## PROBLEM DETAILS
The records below are made of lines; count those holding the word "customers" and give the number only.

** START DATA FOR THIS TASK **

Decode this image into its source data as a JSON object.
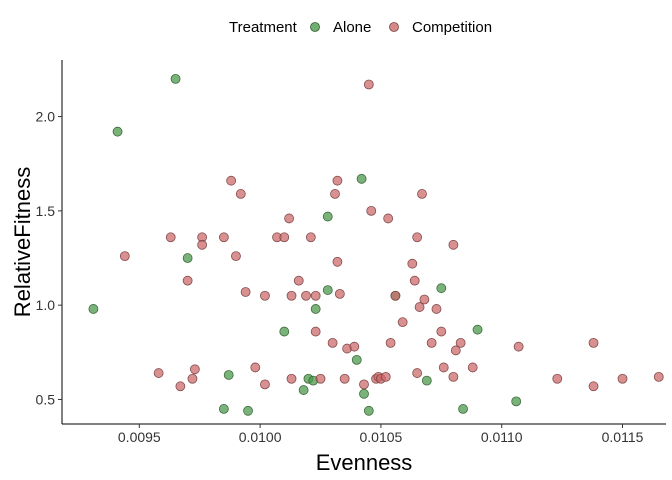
{
  "chart_data": {
    "type": "scatter",
    "title": "",
    "xlabel": "Evenness",
    "ylabel": "RelativeFitness",
    "xlim": [
      0.00918,
      0.01168
    ],
    "ylim": [
      0.37,
      2.3
    ],
    "x_ticks": [
      0.0095,
      0.01,
      0.0105,
      0.011,
      0.0115
    ],
    "x_tick_labels": [
      "0.0095",
      "0.0100",
      "0.0105",
      "0.0110",
      "0.0115"
    ],
    "y_ticks": [
      0.5,
      1.0,
      1.5,
      2.0
    ],
    "y_tick_labels": [
      "0.5",
      "1.0",
      "1.5",
      "2.0"
    ],
    "grid": false,
    "legend": {
      "title": "Treatment",
      "placement": "top"
    },
    "series": [
      {
        "name": "Alone",
        "color": "#4d9a4d",
        "points": [
          [
            0.00931,
            0.98
          ],
          [
            0.00941,
            1.92
          ],
          [
            0.00965,
            2.2
          ],
          [
            0.0097,
            1.25
          ],
          [
            0.00985,
            0.45
          ],
          [
            0.00987,
            0.63
          ],
          [
            0.00995,
            0.44
          ],
          [
            0.0101,
            0.86
          ],
          [
            0.01018,
            0.55
          ],
          [
            0.0102,
            0.61
          ],
          [
            0.01022,
            0.6
          ],
          [
            0.01023,
            0.98
          ],
          [
            0.01028,
            1.08
          ],
          [
            0.01028,
            1.47
          ],
          [
            0.0104,
            0.71
          ],
          [
            0.01042,
            1.67
          ],
          [
            0.01043,
            0.53
          ],
          [
            0.01045,
            0.44
          ],
          [
            0.01056,
            1.05
          ],
          [
            0.01069,
            0.6
          ],
          [
            0.01075,
            1.09
          ],
          [
            0.01084,
            0.45
          ],
          [
            0.0109,
            0.87
          ],
          [
            0.01106,
            0.49
          ]
        ]
      },
      {
        "name": "Competition",
        "color": "#cc6b6b",
        "points": [
          [
            0.00944,
            1.26
          ],
          [
            0.00958,
            0.64
          ],
          [
            0.00963,
            1.36
          ],
          [
            0.00967,
            0.57
          ],
          [
            0.0097,
            1.13
          ],
          [
            0.00972,
            0.61
          ],
          [
            0.00973,
            0.66
          ],
          [
            0.00976,
            1.36
          ],
          [
            0.00976,
            1.32
          ],
          [
            0.00985,
            1.36
          ],
          [
            0.00988,
            1.66
          ],
          [
            0.0099,
            1.26
          ],
          [
            0.00992,
            1.59
          ],
          [
            0.00994,
            1.07
          ],
          [
            0.00998,
            0.67
          ],
          [
            0.01002,
            0.58
          ],
          [
            0.01002,
            1.05
          ],
          [
            0.01007,
            1.36
          ],
          [
            0.0101,
            1.36
          ],
          [
            0.01012,
            1.46
          ],
          [
            0.01013,
            0.61
          ],
          [
            0.01013,
            1.05
          ],
          [
            0.01016,
            1.13
          ],
          [
            0.01019,
            1.05
          ],
          [
            0.01021,
            1.36
          ],
          [
            0.01023,
            1.05
          ],
          [
            0.01023,
            0.86
          ],
          [
            0.01025,
            0.61
          ],
          [
            0.0103,
            0.8
          ],
          [
            0.01031,
            1.59
          ],
          [
            0.01032,
            1.66
          ],
          [
            0.01032,
            1.23
          ],
          [
            0.01033,
            1.06
          ],
          [
            0.01035,
            0.61
          ],
          [
            0.01036,
            0.77
          ],
          [
            0.01039,
            0.78
          ],
          [
            0.01043,
            0.58
          ],
          [
            0.01045,
            2.17
          ],
          [
            0.01046,
            1.5
          ],
          [
            0.01048,
            0.61
          ],
          [
            0.01049,
            0.62
          ],
          [
            0.0105,
            0.61
          ],
          [
            0.01052,
            0.62
          ],
          [
            0.01053,
            1.46
          ],
          [
            0.01054,
            0.8
          ],
          [
            0.01056,
            1.05
          ],
          [
            0.01059,
            0.91
          ],
          [
            0.01063,
            1.22
          ],
          [
            0.01064,
            1.13
          ],
          [
            0.01065,
            0.64
          ],
          [
            0.01065,
            1.36
          ],
          [
            0.01066,
            0.99
          ],
          [
            0.01067,
            1.59
          ],
          [
            0.01068,
            1.03
          ],
          [
            0.01071,
            0.8
          ],
          [
            0.01073,
            0.98
          ],
          [
            0.01075,
            0.86
          ],
          [
            0.01076,
            0.67
          ],
          [
            0.0108,
            0.62
          ],
          [
            0.0108,
            1.32
          ],
          [
            0.01081,
            0.76
          ],
          [
            0.01083,
            0.8
          ],
          [
            0.01088,
            0.67
          ],
          [
            0.01107,
            0.78
          ],
          [
            0.01123,
            0.61
          ],
          [
            0.01138,
            0.57
          ],
          [
            0.01138,
            0.8
          ],
          [
            0.0115,
            0.61
          ],
          [
            0.01165,
            0.62
          ]
        ]
      }
    ]
  }
}
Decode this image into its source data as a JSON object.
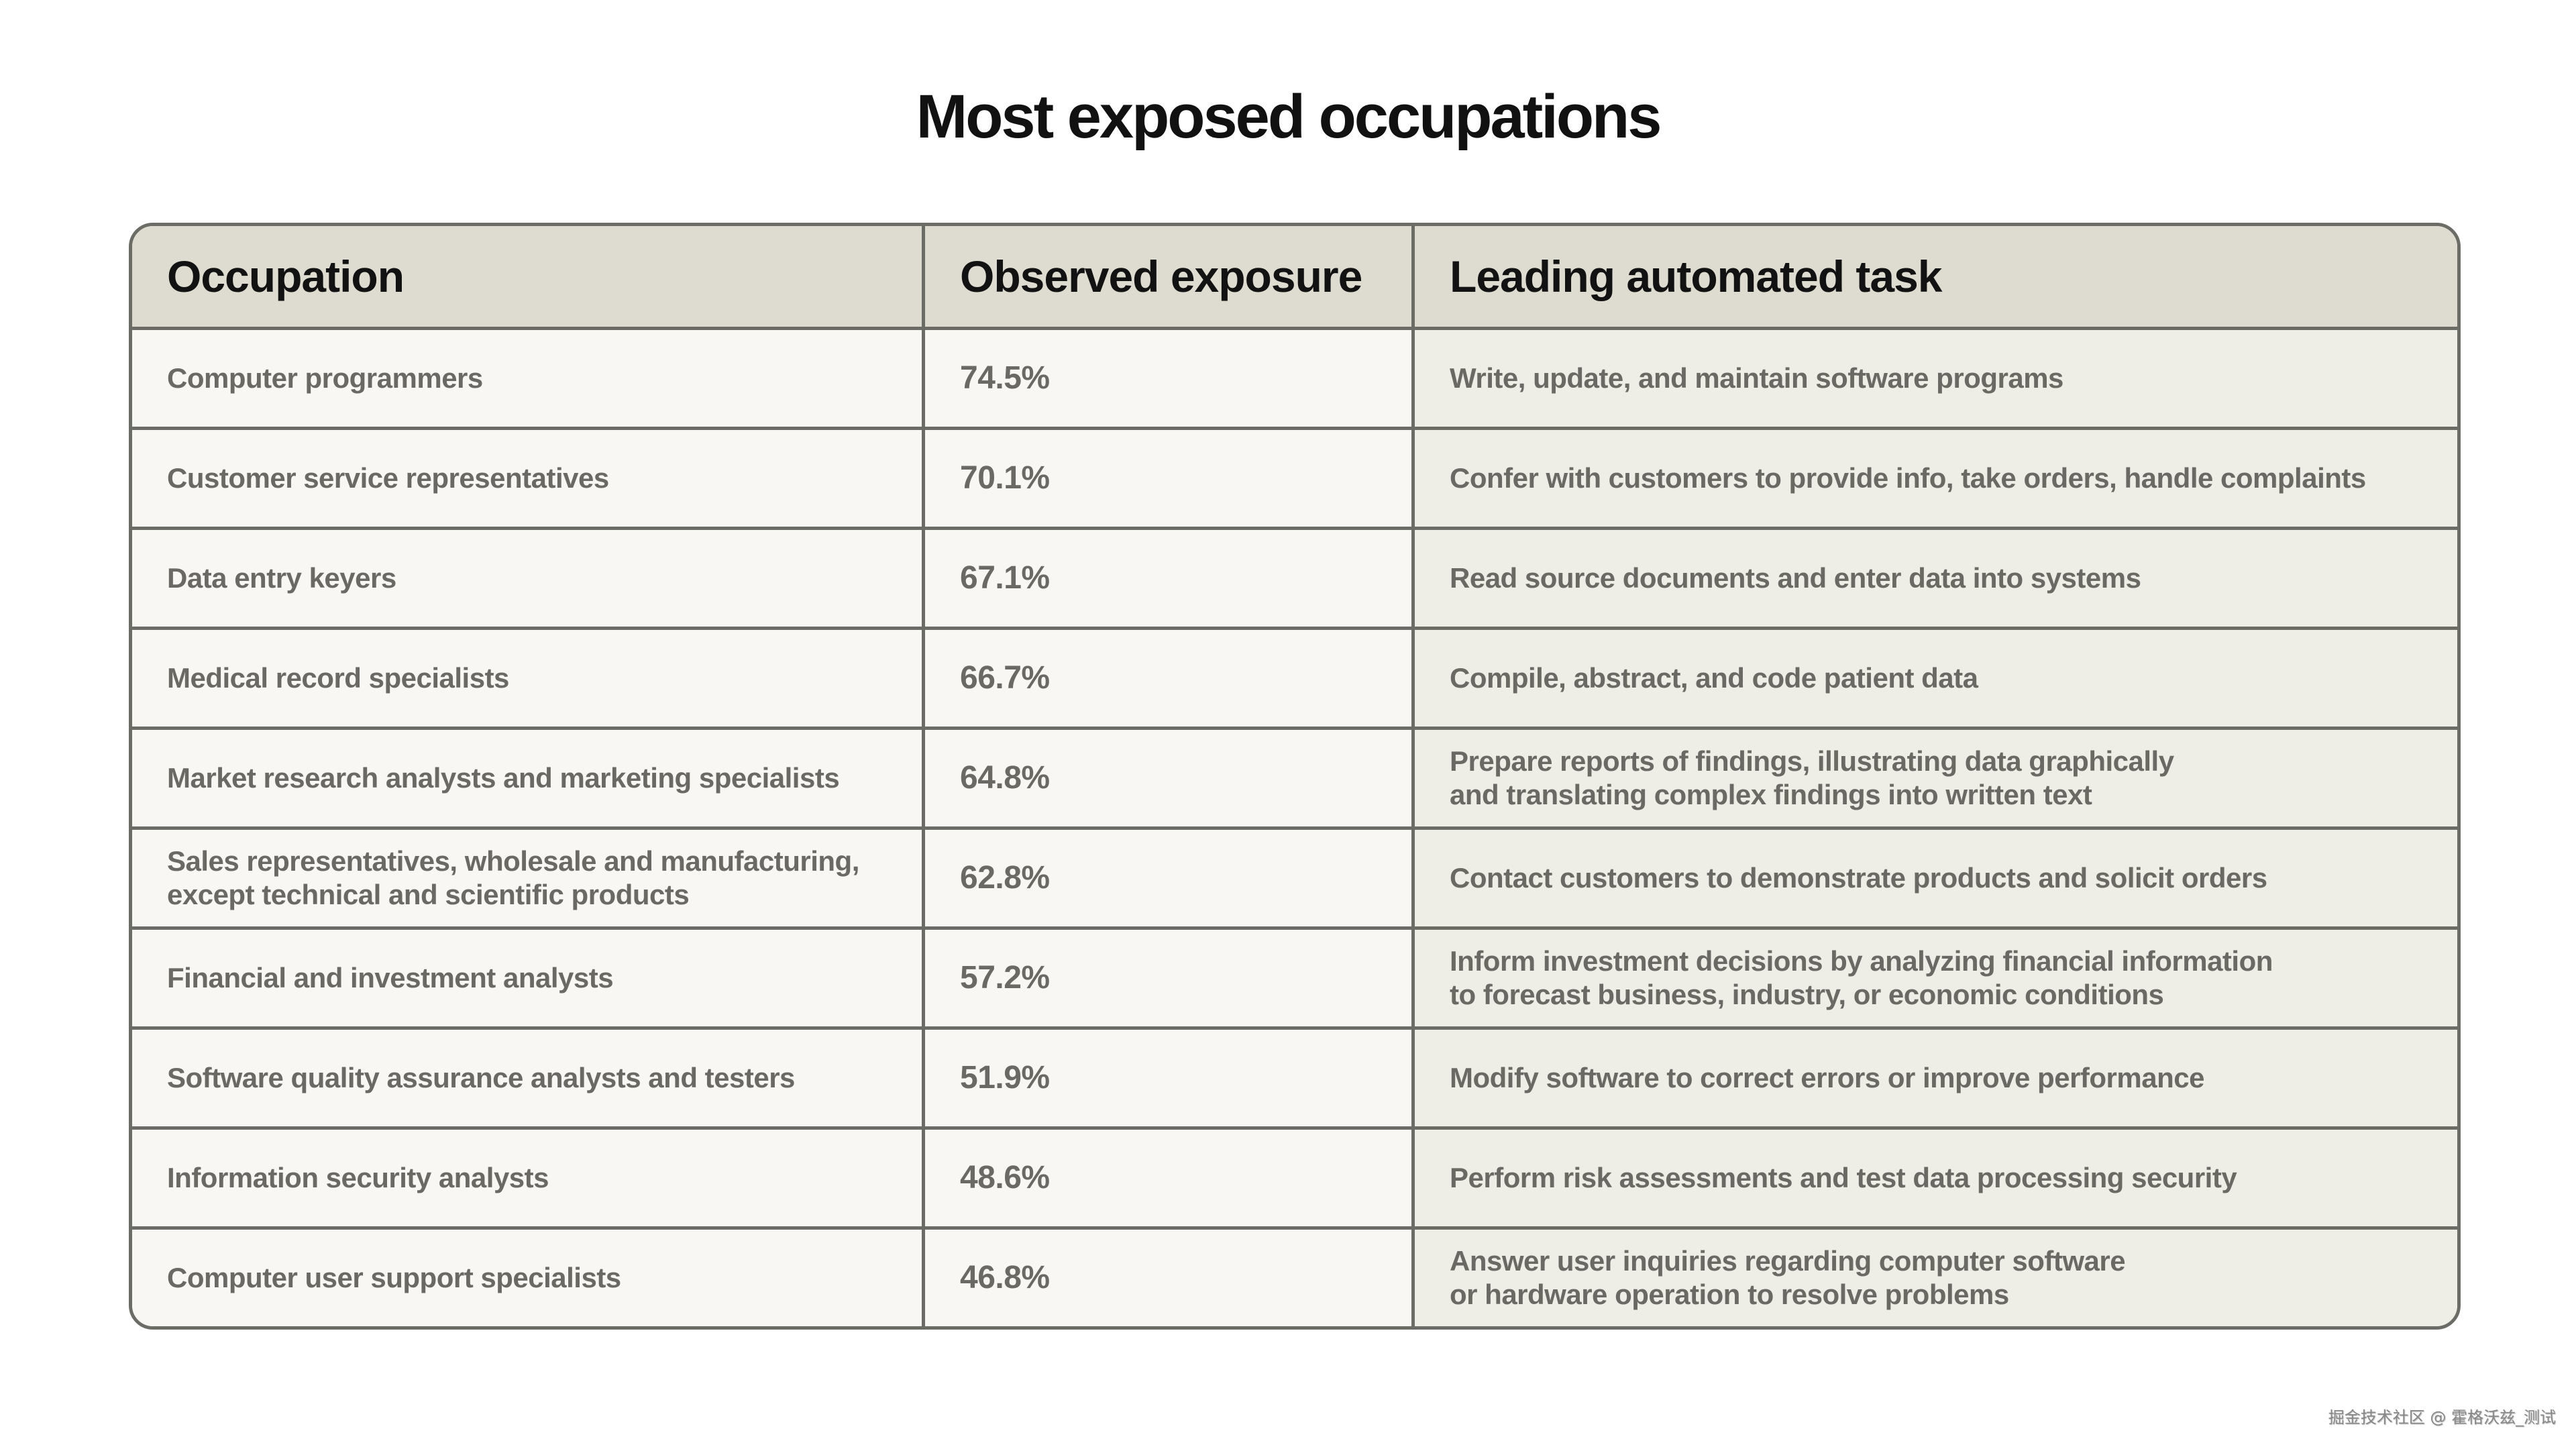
{
  "title": "Most exposed occupations",
  "columns": [
    "Occupation",
    "Observed exposure",
    "Leading automated task"
  ],
  "rows": [
    {
      "occupation": "Computer programmers",
      "exposure": "74.5%",
      "task": "Write, update, and maintain software programs"
    },
    {
      "occupation": "Customer service representatives",
      "exposure": "70.1%",
      "task": "Confer with customers to provide info, take orders, handle complaints"
    },
    {
      "occupation": "Data entry keyers",
      "exposure": "67.1%",
      "task": "Read source documents and enter data into systems"
    },
    {
      "occupation": "Medical record specialists",
      "exposure": "66.7%",
      "task": "Compile, abstract, and code patient data"
    },
    {
      "occupation": "Market research analysts and marketing specialists",
      "exposure": "64.8%",
      "task": "Prepare reports of findings, illustrating data graphically\nand translating complex findings into written text"
    },
    {
      "occupation": "Sales representatives, wholesale and manufacturing,\nexcept technical and scientific products",
      "exposure": "62.8%",
      "task": "Contact customers to demonstrate products and solicit orders"
    },
    {
      "occupation": "Financial and investment analysts",
      "exposure": "57.2%",
      "task": "Inform investment decisions by analyzing financial information\nto forecast business, industry, or economic conditions"
    },
    {
      "occupation": "Software quality assurance analysts and testers",
      "exposure": "51.9%",
      "task": "Modify software to correct errors or improve performance"
    },
    {
      "occupation": "Information security analysts",
      "exposure": "48.6%",
      "task": "Perform risk assessments and test data processing security"
    },
    {
      "occupation": "Computer user support specialists",
      "exposure": "46.8%",
      "task": "Answer user inquiries regarding computer software\nor hardware operation to resolve problems"
    }
  ],
  "watermark": "掘金技术社区 @ 霍格沃兹_测试"
}
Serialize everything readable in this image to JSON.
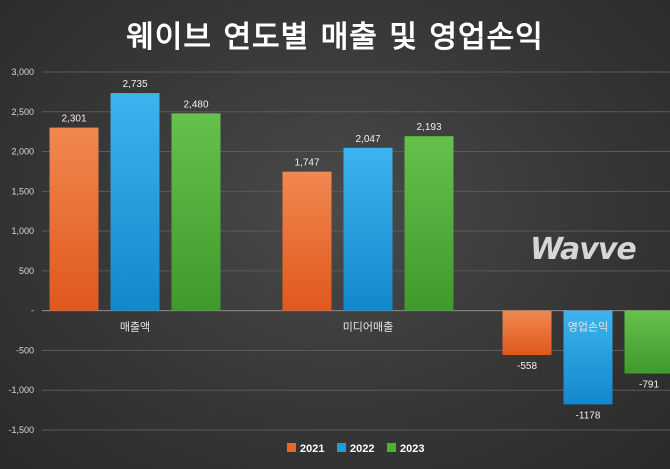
{
  "title": "웨이브 연도별 매출 및 영업손익",
  "logo_text": "Wavve",
  "chart_data": {
    "type": "bar",
    "title": "웨이브 연도별 매출 및 영업손익",
    "categories": [
      "매출액",
      "미디어매출",
      "영업손익"
    ],
    "series": [
      {
        "name": "2021",
        "values": [
          2301,
          1747,
          -558
        ],
        "labels": [
          "2,301",
          "1,747",
          "-558"
        ],
        "color": "#e8682a"
      },
      {
        "name": "2022",
        "values": [
          2735,
          2047,
          -1178
        ],
        "labels": [
          "2,735",
          "2,047",
          "-1178"
        ],
        "color": "#1f9bdc"
      },
      {
        "name": "2023",
        "values": [
          2480,
          2193,
          -791
        ],
        "labels": [
          "2,480",
          "2,193",
          "-791"
        ],
        "color": "#52ad3a"
      }
    ],
    "ylim": [
      -1500,
      3000
    ],
    "yticks": [
      -1500,
      -1000,
      -500,
      0,
      500,
      1000,
      1500,
      2000,
      2500,
      3000
    ],
    "ytick_labels": [
      "-1,500",
      "-1,000",
      "-500",
      "-",
      "500",
      "1,000",
      "1,500",
      "2,000",
      "2,500",
      "3,000"
    ],
    "grid": true,
    "legend": "bottom-center",
    "xlabel": "",
    "ylabel": ""
  }
}
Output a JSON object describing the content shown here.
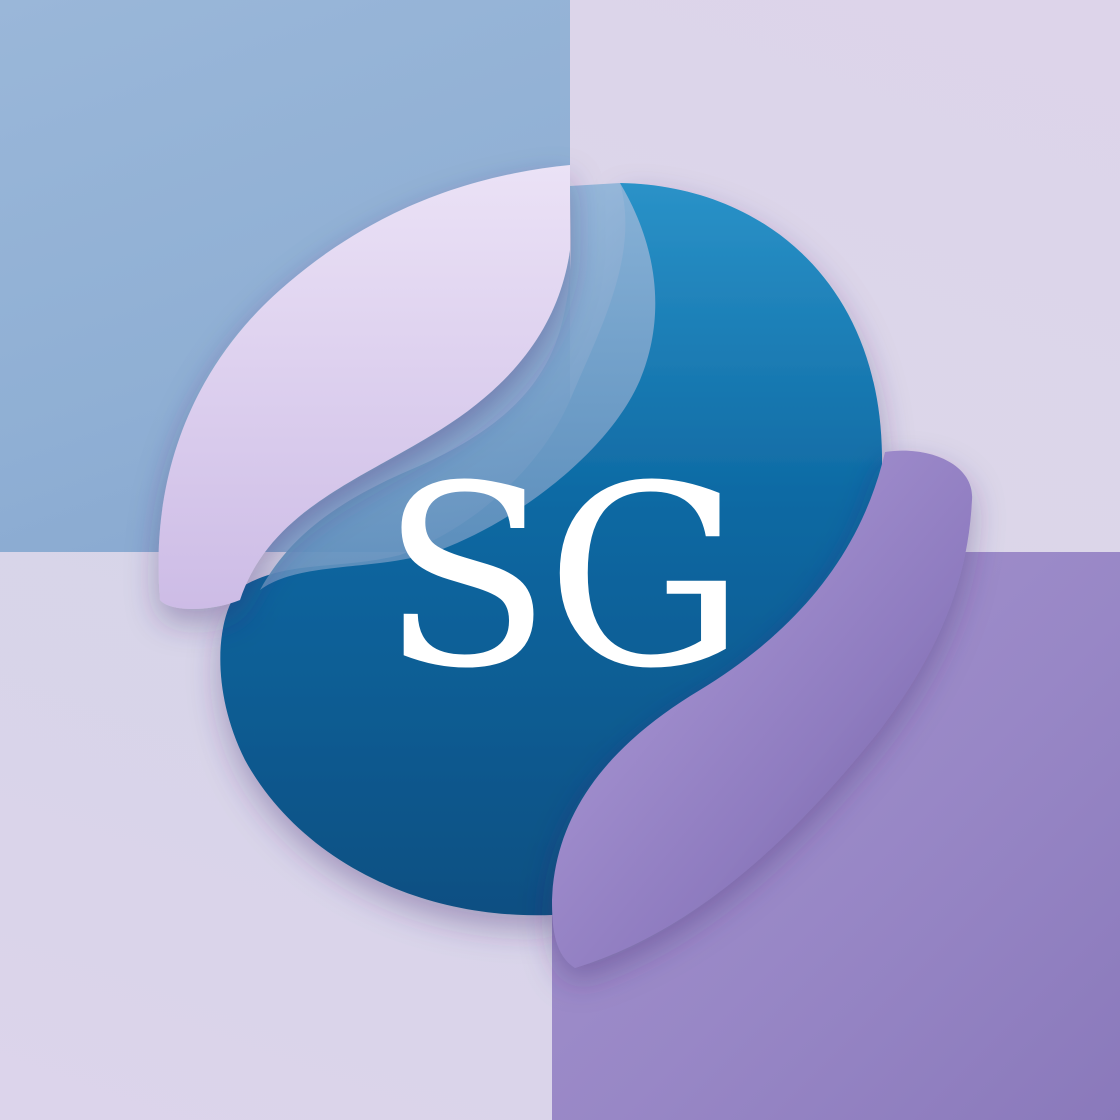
{
  "logo": {
    "monogram": "SG",
    "colors": {
      "deep_blue": "#0b5e94",
      "sky_blue": "#94b4d8",
      "lavender": "#e4dbf2",
      "violet": "#9485c6",
      "text": "#ffffff"
    }
  }
}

** END DATA FOR THIS TASK **

## FULL RESPONSE
2